**Supplied material**
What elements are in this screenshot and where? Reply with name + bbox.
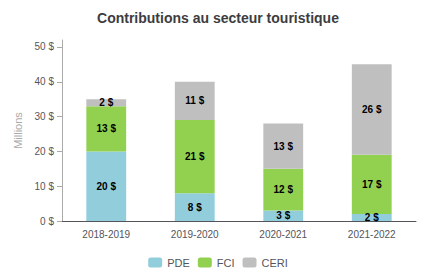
svg-text:21 $: 21 $: [185, 151, 205, 162]
svg-text:20 $: 20 $: [35, 146, 55, 157]
svg-text:2018-2019: 2018-2019: [82, 229, 130, 240]
svg-text:CERI: CERI: [262, 257, 288, 269]
svg-text:FCI: FCI: [217, 257, 235, 269]
svg-text:40 $: 40 $: [35, 76, 55, 87]
svg-text:2019-2020: 2019-2020: [171, 229, 219, 240]
svg-text:30 $: 30 $: [35, 111, 55, 122]
svg-text:13 $: 13 $: [97, 123, 117, 134]
svg-text:Millions: Millions: [12, 112, 24, 149]
svg-text:Contributions au secteur touri: Contributions au secteur touristique: [97, 10, 339, 26]
svg-text:11 $: 11 $: [185, 95, 204, 106]
svg-text:PDE: PDE: [167, 257, 190, 269]
svg-text:2 $: 2 $: [365, 212, 379, 223]
svg-text:17 $: 17 $: [362, 179, 382, 190]
svg-text:0 $: 0 $: [40, 216, 54, 227]
svg-text:10 $: 10 $: [35, 181, 55, 192]
svg-text:2 $: 2 $: [99, 97, 113, 108]
svg-text:2021-2022: 2021-2022: [348, 229, 396, 240]
svg-text:2020-2021: 2020-2021: [259, 229, 307, 240]
svg-text:12 $: 12 $: [274, 184, 294, 195]
svg-text:13 $: 13 $: [274, 141, 294, 152]
svg-text:20 $: 20 $: [97, 181, 117, 192]
svg-text:3 $: 3 $: [276, 210, 290, 221]
svg-text:50 $: 50 $: [35, 41, 55, 52]
svg-text:8 $: 8 $: [188, 202, 202, 213]
svg-text:26 $: 26 $: [362, 104, 382, 115]
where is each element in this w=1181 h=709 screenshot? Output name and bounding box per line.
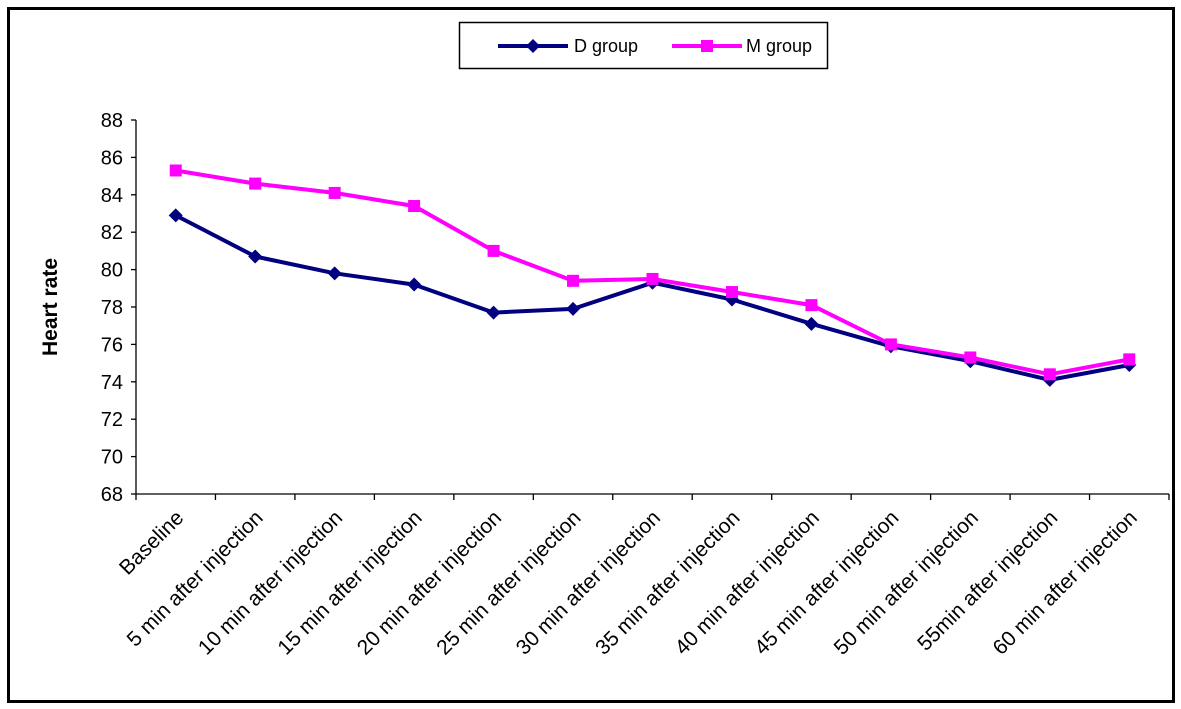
data-point-m-group-12 — [1123, 353, 1136, 366]
legend-label-m-group: M group — [746, 36, 812, 56]
y-tick-label-88: 88 — [101, 110, 123, 132]
y-tick-label-70: 70 — [101, 447, 123, 469]
data-point-m-group-5 — [567, 274, 580, 287]
y-axis-ticks: 68 70 72 74 76 78 80 82 84 86 88 — [101, 110, 136, 506]
data-point-m-group-1 — [249, 177, 262, 190]
data-point-m-group-11 — [1043, 368, 1056, 381]
diamond-marker-icon — [526, 39, 540, 53]
data-point-d-group-3 — [407, 277, 422, 292]
series-m-group — [169, 164, 1136, 381]
legend-label-d-group: D group — [574, 36, 638, 56]
y-tick-label-76: 76 — [101, 334, 123, 356]
y-axis-title: Heart rate — [39, 258, 62, 356]
data-point-d-group-8 — [804, 316, 819, 331]
legend-item-m-group: M group — [672, 36, 812, 56]
y-tick-label-84: 84 — [101, 185, 123, 207]
data-point-m-group-0 — [169, 164, 182, 177]
data-point-m-group-2 — [328, 186, 341, 199]
data-point-d-group-5 — [566, 301, 581, 316]
data-point-m-group-3 — [408, 200, 421, 213]
data-point-m-group-7 — [725, 286, 738, 299]
y-tick-label-86: 86 — [101, 147, 123, 169]
data-point-m-group-8 — [805, 299, 818, 312]
data-point-m-group-9 — [884, 338, 897, 351]
y-tick-label-78: 78 — [101, 297, 123, 319]
data-point-d-group-4 — [486, 305, 501, 320]
data-point-m-group-10 — [964, 351, 977, 364]
legend-item-d-group: D group — [498, 36, 638, 56]
square-marker-icon — [701, 40, 713, 52]
data-point-d-group-2 — [327, 266, 342, 281]
y-tick-label-82: 82 — [101, 222, 123, 244]
data-point-m-group-6 — [646, 272, 659, 285]
chart-border — [7, 7, 1175, 703]
plot-series — [168, 164, 1137, 387]
data-point-d-group-0 — [168, 208, 183, 223]
y-tick-label-80: 80 — [101, 260, 123, 282]
y-tick-label-74: 74 — [101, 372, 123, 394]
y-tick-label-72: 72 — [101, 409, 123, 431]
data-point-d-group-1 — [248, 249, 263, 264]
legend: D group M group — [458, 21, 829, 70]
data-point-m-group-4 — [487, 244, 500, 257]
y-tick-label-68: 68 — [101, 484, 123, 506]
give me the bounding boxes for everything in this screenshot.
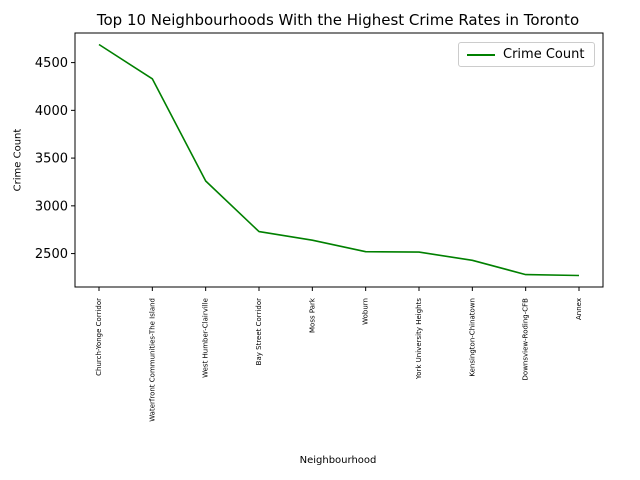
x-tick-label: Bay Street Corridor (255, 298, 263, 365)
x-axis-label: Neighbourhood (299, 455, 377, 466)
series-line-crime-count (98, 43, 580, 277)
x-tick-label: York University Heights (415, 298, 423, 380)
x-tick-label: Woburn (362, 298, 370, 325)
y-axis-label: Crime Count (12, 128, 24, 192)
x-tick-label: Church-Yonge Corridor (95, 298, 103, 376)
legend-swatch-crime-count (467, 54, 495, 56)
x-tick-label: Downsview-Roding-CFB (522, 298, 530, 381)
x-tick-label: Waterfront Communities-The Island (148, 298, 156, 422)
plot-area (74, 32, 604, 288)
legend-label-crime-count: Crime Count (503, 47, 585, 62)
chart-title: Top 10 Neighbourhoods With the Highest C… (96, 11, 580, 29)
y-axis: 2500 3000 3500 4000 4500 (35, 56, 75, 262)
x-tick-label: West Humber-Clairville (202, 298, 210, 378)
y-tick-label: 4000 (35, 104, 68, 119)
y-tick-label: 3000 (35, 199, 68, 214)
x-axis: Church-Yonge Corridor Waterfront Communit… (95, 287, 583, 422)
legend: Crime Count (458, 42, 595, 67)
x-tick-label: Annex (575, 298, 583, 320)
x-tick-label: Moss Park (308, 297, 316, 333)
y-tick-label: 2500 (35, 247, 68, 262)
x-tick-label: Kensington-Chinatown (468, 298, 476, 377)
y-tick-label: 4500 (35, 56, 68, 71)
y-tick-label: 3500 (35, 152, 68, 167)
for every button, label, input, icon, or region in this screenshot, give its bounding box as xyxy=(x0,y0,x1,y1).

**Stated task**
Rewrite the whole listing above, replacing every "Crime Count" with "Incident Count" and keeping everything else the same. Leave out the pictures.

**Answer to this exercise**
What elements are in this screenshot and where? Reply with name + bbox.
svg-text:21 $: 21 $: [185, 151, 205, 162]
svg-text:20 $: 20 $: [35, 146, 55, 157]
svg-text:2018-2019: 2018-2019: [82, 229, 130, 240]
svg-text:CERI: CERI: [262, 257, 288, 269]
svg-text:FCI: FCI: [217, 257, 235, 269]
svg-text:40 $: 40 $: [35, 76, 55, 87]
svg-text:2019-2020: 2019-2020: [171, 229, 219, 240]
svg-text:30 $: 30 $: [35, 111, 55, 122]
svg-text:13 $: 13 $: [97, 123, 117, 134]
svg-text:Millions: Millions: [12, 112, 24, 149]
svg-text:Contributions au secteur touri: Contributions au secteur touristique: [97, 10, 339, 26]
svg-text:11 $: 11 $: [185, 95, 204, 106]
svg-text:PDE: PDE: [167, 257, 190, 269]
svg-text:2 $: 2 $: [365, 212, 379, 223]
svg-text:17 $: 17 $: [362, 179, 382, 190]
svg-text:0 $: 0 $: [40, 216, 54, 227]
svg-text:10 $: 10 $: [35, 181, 55, 192]
svg-text:2 $: 2 $: [99, 97, 113, 108]
svg-text:2021-2022: 2021-2022: [348, 229, 396, 240]
svg-text:2020-2021: 2020-2021: [259, 229, 307, 240]
svg-text:12 $: 12 $: [274, 184, 294, 195]
svg-text:13 $: 13 $: [274, 141, 294, 152]
svg-text:20 $: 20 $: [97, 181, 117, 192]
svg-text:3 $: 3 $: [276, 210, 290, 221]
svg-text:50 $: 50 $: [35, 41, 55, 52]
svg-text:8 $: 8 $: [188, 202, 202, 213]
svg-text:26 $: 26 $: [362, 104, 382, 115]
where is each element in this w=1181 h=709 screenshot? Output name and bounding box per line.
data-point-m-group-12 — [1123, 353, 1136, 366]
legend-label-m-group: M group — [746, 36, 812, 56]
y-tick-label-88: 88 — [101, 110, 123, 132]
y-tick-label-70: 70 — [101, 447, 123, 469]
data-point-m-group-5 — [567, 274, 580, 287]
y-axis-ticks: 68 70 72 74 76 78 80 82 84 86 88 — [101, 110, 136, 506]
data-point-m-group-1 — [249, 177, 262, 190]
data-point-m-group-11 — [1043, 368, 1056, 381]
diamond-marker-icon — [526, 39, 540, 53]
data-point-d-group-3 — [407, 277, 422, 292]
series-m-group — [169, 164, 1136, 381]
legend-label-d-group: D group — [574, 36, 638, 56]
y-tick-label-76: 76 — [101, 334, 123, 356]
y-axis-title: Heart rate — [39, 258, 62, 356]
data-point-d-group-8 — [804, 316, 819, 331]
legend-item-m-group: M group — [672, 36, 812, 56]
y-tick-label-84: 84 — [101, 185, 123, 207]
data-point-m-group-0 — [169, 164, 182, 177]
data-point-m-group-2 — [328, 186, 341, 199]
data-point-d-group-5 — [566, 301, 581, 316]
data-point-m-group-3 — [408, 200, 421, 213]
data-point-m-group-7 — [725, 286, 738, 299]
y-tick-label-86: 86 — [101, 147, 123, 169]
data-point-m-group-8 — [805, 299, 818, 312]
data-point-m-group-9 — [884, 338, 897, 351]
y-tick-label-78: 78 — [101, 297, 123, 319]
data-point-d-group-4 — [486, 305, 501, 320]
data-point-m-group-10 — [964, 351, 977, 364]
legend-item-d-group: D group — [498, 36, 638, 56]
square-marker-icon — [701, 40, 713, 52]
data-point-d-group-2 — [327, 266, 342, 281]
y-tick-label-82: 82 — [101, 222, 123, 244]
data-point-m-group-6 — [646, 272, 659, 285]
chart-border — [7, 7, 1175, 703]
plot-series — [168, 164, 1137, 387]
data-point-d-group-0 — [168, 208, 183, 223]
y-tick-label-80: 80 — [101, 260, 123, 282]
y-tick-label-74: 74 — [101, 372, 123, 394]
y-tick-label-72: 72 — [101, 409, 123, 431]
data-point-d-group-1 — [248, 249, 263, 264]
legend: D group M group — [458, 21, 829, 70]
data-point-m-group-4 — [487, 244, 500, 257]
y-tick-label-68: 68 — [101, 484, 123, 506]
give me the bounding boxes for everything in this screenshot.
x-tick-label: Bay Street Corridor (255, 298, 263, 365)
x-axis-label: Neighbourhood (299, 455, 377, 466)
series-line-crime-count (98, 43, 580, 277)
x-tick-label: York University Heights (415, 298, 423, 380)
x-tick-label: Woburn (362, 298, 370, 325)
y-axis-label: Incident Count (12, 128, 24, 192)
x-tick-label: Church-Yonge Corridor (95, 298, 103, 376)
legend-swatch-crime-count (467, 54, 495, 56)
x-tick-label: Downsview-Roding-CFB (522, 298, 530, 381)
x-tick-label: Waterfront Communities-The Island (148, 298, 156, 422)
plot-area (74, 32, 604, 288)
legend-label-crime-count: Incident Count (503, 47, 585, 62)
chart-title: Top 10 Neighbourhoods With the Highest C… (96, 11, 580, 29)
y-axis: 2500 3000 3500 4000 4500 (35, 56, 75, 262)
x-tick-label: West Humber-Clairville (202, 298, 210, 378)
y-tick-label: 4000 (35, 104, 68, 119)
y-tick-label: 3000 (35, 199, 68, 214)
x-axis: Church-Yonge Corridor Waterfront Communit… (95, 287, 583, 422)
legend: Incident Count (458, 42, 595, 67)
x-tick-label: Annex (575, 298, 583, 320)
x-tick-label: Moss Park (308, 297, 316, 333)
y-tick-label: 2500 (35, 247, 68, 262)
x-tick-label: Kensington-Chinatown (468, 298, 476, 377)
y-tick-label: 4500 (35, 56, 68, 71)
y-tick-label: 3500 (35, 152, 68, 167)
for every button, label, input, icon, or region in this screenshot, give its bounding box as xyxy=(x0,y0,x1,y1).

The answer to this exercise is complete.